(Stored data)
%%
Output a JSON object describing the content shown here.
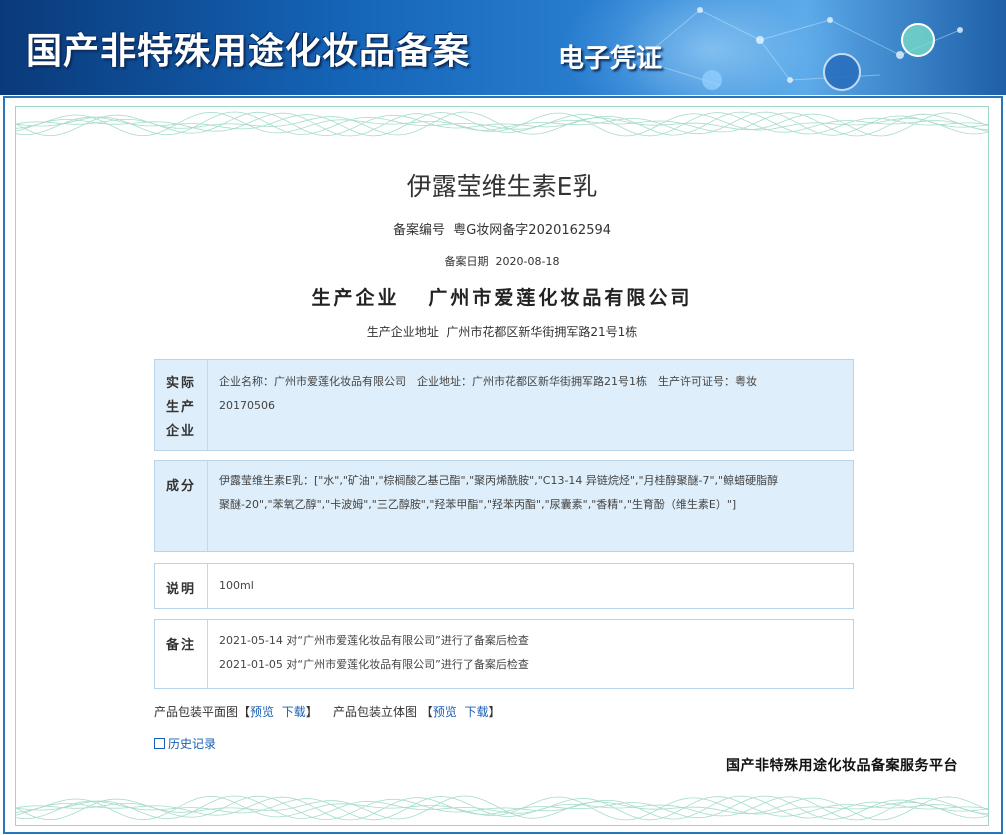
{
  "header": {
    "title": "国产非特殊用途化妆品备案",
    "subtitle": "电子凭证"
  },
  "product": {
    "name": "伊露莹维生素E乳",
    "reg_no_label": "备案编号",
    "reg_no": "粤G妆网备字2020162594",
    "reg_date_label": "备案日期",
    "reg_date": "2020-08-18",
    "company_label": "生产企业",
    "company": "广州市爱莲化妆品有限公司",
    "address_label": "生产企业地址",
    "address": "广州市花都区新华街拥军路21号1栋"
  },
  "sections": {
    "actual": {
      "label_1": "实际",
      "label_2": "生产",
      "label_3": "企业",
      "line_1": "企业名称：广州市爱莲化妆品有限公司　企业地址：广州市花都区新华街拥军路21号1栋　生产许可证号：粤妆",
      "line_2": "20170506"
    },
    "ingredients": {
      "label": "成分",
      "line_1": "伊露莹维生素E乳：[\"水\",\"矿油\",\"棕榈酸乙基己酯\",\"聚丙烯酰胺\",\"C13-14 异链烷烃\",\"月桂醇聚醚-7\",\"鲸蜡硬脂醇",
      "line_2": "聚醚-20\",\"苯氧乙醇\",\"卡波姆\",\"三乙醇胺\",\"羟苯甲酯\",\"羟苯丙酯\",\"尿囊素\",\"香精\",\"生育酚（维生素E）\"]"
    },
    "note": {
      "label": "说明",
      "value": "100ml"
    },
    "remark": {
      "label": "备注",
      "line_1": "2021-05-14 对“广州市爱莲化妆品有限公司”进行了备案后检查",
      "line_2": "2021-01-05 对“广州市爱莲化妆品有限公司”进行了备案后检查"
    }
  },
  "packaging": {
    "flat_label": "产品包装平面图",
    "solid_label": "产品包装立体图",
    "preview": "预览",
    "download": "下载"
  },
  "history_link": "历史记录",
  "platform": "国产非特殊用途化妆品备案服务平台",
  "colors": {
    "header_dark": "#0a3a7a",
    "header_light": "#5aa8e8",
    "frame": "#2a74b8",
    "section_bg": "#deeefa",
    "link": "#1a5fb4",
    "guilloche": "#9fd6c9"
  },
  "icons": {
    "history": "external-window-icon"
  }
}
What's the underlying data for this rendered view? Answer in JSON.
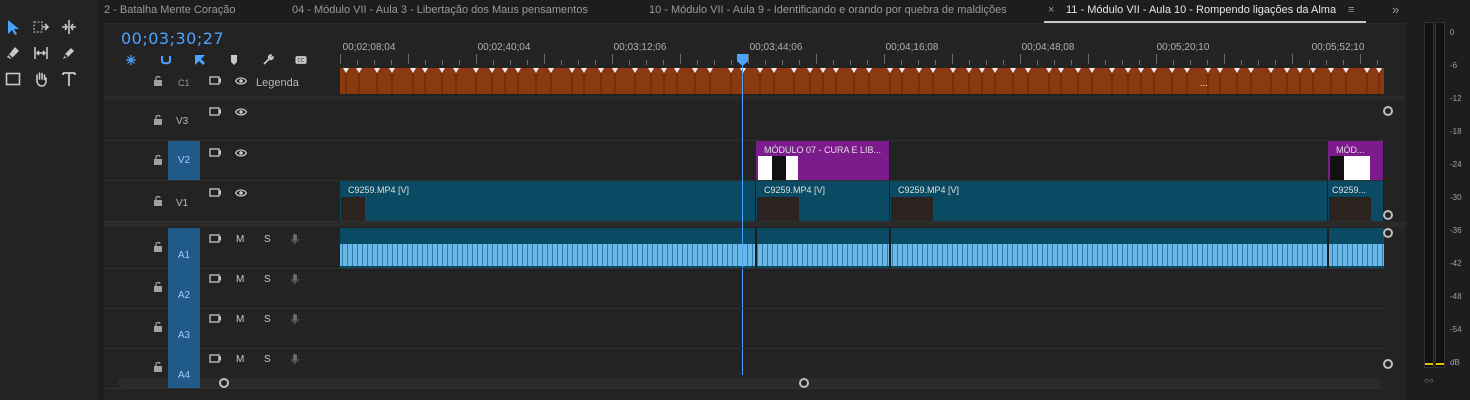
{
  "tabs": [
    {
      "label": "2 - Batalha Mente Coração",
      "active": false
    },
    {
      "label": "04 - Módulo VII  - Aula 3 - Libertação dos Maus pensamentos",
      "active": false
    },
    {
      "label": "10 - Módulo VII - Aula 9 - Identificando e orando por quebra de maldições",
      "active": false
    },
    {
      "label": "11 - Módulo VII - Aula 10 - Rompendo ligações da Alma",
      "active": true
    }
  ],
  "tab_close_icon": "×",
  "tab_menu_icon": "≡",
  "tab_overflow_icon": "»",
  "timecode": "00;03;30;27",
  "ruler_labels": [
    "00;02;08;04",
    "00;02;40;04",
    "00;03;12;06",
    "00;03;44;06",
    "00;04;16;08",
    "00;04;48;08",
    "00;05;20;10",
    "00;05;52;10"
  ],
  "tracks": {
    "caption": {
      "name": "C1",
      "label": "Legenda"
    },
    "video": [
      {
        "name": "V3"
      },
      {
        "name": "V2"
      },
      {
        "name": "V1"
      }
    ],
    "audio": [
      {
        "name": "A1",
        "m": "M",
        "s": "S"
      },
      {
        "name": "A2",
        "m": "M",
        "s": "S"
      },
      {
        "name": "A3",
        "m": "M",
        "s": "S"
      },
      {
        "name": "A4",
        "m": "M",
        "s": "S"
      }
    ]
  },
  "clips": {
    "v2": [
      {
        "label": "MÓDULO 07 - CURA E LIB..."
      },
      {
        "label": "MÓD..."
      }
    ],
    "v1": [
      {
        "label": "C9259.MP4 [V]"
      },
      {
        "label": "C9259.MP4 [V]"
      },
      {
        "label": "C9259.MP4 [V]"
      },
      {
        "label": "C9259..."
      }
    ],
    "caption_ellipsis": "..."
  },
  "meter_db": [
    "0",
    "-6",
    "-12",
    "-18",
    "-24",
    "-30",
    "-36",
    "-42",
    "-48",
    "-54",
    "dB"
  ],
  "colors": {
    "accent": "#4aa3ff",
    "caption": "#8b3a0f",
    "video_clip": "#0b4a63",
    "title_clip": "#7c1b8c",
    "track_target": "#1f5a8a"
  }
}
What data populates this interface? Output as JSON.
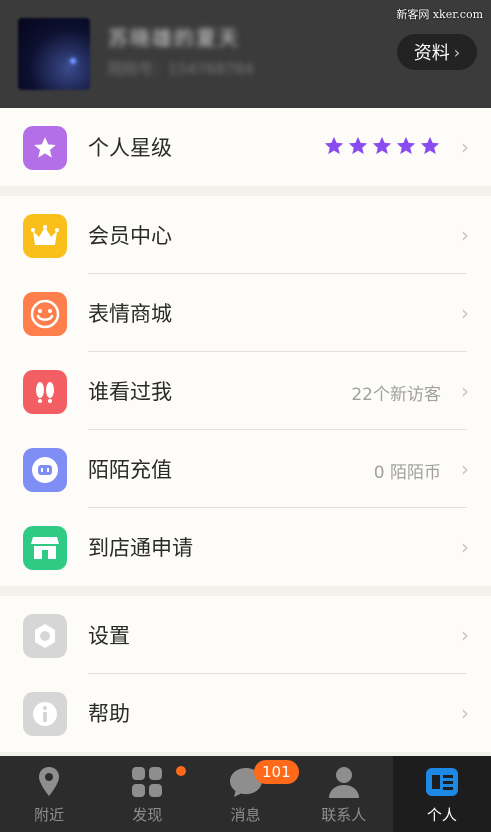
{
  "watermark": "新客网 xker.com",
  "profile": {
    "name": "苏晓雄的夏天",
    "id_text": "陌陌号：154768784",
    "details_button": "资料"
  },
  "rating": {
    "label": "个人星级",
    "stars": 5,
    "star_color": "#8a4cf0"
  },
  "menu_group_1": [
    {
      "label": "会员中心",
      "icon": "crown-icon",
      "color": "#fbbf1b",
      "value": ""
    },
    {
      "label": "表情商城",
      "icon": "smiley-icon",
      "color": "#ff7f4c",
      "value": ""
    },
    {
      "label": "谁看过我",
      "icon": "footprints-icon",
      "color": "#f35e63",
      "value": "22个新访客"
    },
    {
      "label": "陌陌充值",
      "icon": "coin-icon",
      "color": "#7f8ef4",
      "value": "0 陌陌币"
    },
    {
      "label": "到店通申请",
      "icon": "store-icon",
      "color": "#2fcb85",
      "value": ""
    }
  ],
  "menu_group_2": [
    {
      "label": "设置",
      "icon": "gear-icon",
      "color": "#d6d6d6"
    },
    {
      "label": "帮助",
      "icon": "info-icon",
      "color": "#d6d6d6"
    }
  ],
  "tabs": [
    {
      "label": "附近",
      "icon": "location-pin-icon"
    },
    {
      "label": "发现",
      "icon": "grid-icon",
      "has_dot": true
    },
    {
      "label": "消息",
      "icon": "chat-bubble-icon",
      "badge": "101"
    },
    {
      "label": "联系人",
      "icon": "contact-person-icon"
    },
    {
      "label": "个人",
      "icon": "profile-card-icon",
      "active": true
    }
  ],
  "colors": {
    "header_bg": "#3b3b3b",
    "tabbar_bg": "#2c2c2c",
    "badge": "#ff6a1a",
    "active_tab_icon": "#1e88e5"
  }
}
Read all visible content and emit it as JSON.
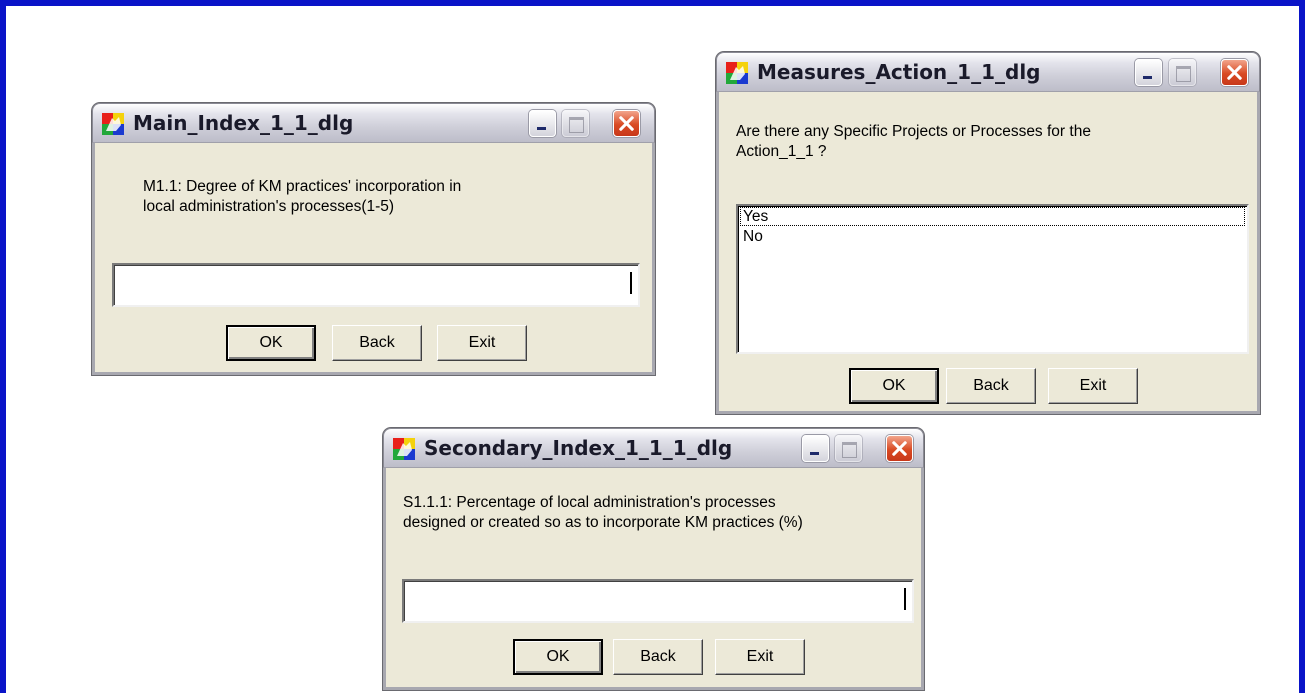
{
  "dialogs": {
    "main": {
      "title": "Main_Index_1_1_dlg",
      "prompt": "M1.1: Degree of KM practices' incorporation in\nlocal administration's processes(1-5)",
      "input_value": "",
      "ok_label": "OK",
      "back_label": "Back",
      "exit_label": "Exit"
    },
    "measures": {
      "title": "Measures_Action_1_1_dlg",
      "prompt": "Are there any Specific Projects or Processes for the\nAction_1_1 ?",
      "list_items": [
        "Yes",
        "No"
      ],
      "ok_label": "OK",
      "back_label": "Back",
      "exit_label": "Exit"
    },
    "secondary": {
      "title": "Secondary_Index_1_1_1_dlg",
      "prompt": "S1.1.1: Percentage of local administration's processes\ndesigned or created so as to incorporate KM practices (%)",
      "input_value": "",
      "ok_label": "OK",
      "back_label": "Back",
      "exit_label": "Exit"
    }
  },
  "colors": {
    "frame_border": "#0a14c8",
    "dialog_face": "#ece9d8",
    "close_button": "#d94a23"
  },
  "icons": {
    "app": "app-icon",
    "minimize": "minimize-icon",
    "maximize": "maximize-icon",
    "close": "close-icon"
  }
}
%%
Work to be completed: Repeat exactly the lines in the entries from the one containing "Read all visible content and emit it as JSON." to the final line, inclusive, and nothing beyond them; skip pictures.

Written response:
Read all visible content and emit it as JSON.
{
  "dialogs": {
    "main": {
      "title": "Main_Index_1_1_dlg",
      "prompt": "M1.1: Degree of KM practices' incorporation in\nlocal administration's processes(1-5)",
      "input_value": "",
      "ok_label": "OK",
      "back_label": "Back",
      "exit_label": "Exit"
    },
    "measures": {
      "title": "Measures_Action_1_1_dlg",
      "prompt": "Are there any Specific Projects or Processes for the\nAction_1_1 ?",
      "list_items": [
        "Yes",
        "No"
      ],
      "ok_label": "OK",
      "back_label": "Back",
      "exit_label": "Exit"
    },
    "secondary": {
      "title": "Secondary_Index_1_1_1_dlg",
      "prompt": "S1.1.1: Percentage of local administration's processes\ndesigned or created so as to incorporate KM practices (%)",
      "input_value": "",
      "ok_label": "OK",
      "back_label": "Back",
      "exit_label": "Exit"
    }
  },
  "colors": {
    "frame_border": "#0a14c8",
    "dialog_face": "#ece9d8",
    "close_button": "#d94a23"
  },
  "icons": {
    "app": "app-icon",
    "minimize": "minimize-icon",
    "maximize": "maximize-icon",
    "close": "close-icon"
  }
}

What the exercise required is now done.